#### [SOURCE DATA]
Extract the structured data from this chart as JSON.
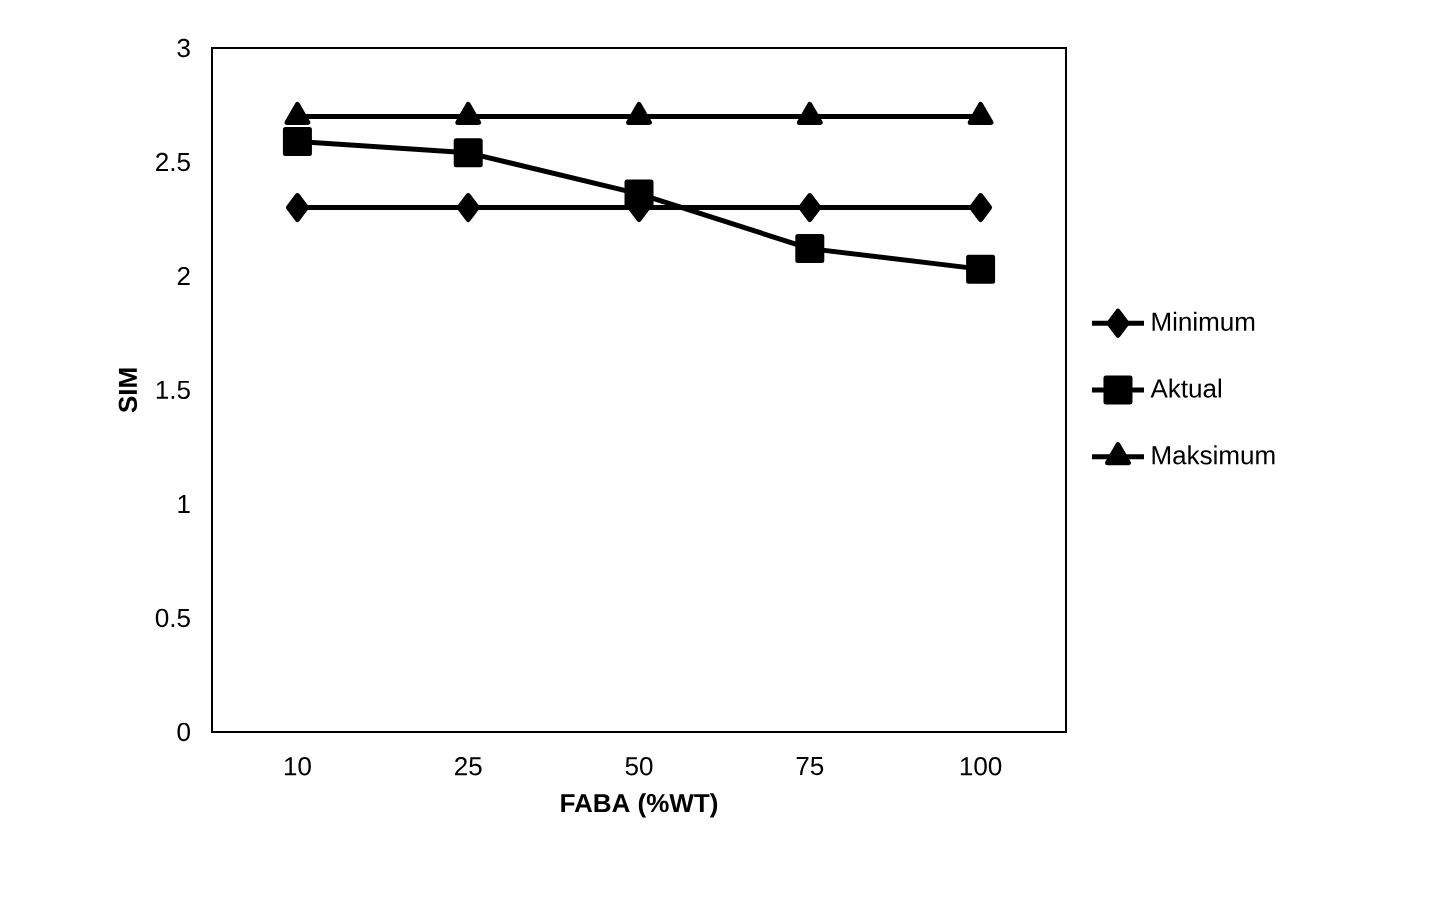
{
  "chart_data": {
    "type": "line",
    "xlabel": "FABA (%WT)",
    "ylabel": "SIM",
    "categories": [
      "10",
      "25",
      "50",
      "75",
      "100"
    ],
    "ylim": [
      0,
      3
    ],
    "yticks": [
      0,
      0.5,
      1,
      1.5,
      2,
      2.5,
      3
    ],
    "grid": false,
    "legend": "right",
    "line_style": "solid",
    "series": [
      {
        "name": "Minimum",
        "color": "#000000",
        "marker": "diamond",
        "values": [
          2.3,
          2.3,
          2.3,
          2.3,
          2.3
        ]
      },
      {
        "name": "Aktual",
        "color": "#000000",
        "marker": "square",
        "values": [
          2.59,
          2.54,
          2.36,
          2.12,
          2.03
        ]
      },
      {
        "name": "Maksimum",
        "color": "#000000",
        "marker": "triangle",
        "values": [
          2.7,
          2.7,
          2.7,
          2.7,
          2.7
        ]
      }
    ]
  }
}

#### [AIM OF THE TASK]
Search the data for the string "name" and copy each line where it appears.

#### [OUTPUT FOR THIS EXERCISE]
        "name": "Minimum",
        "name": "Aktual",
        "name": "Maksimum",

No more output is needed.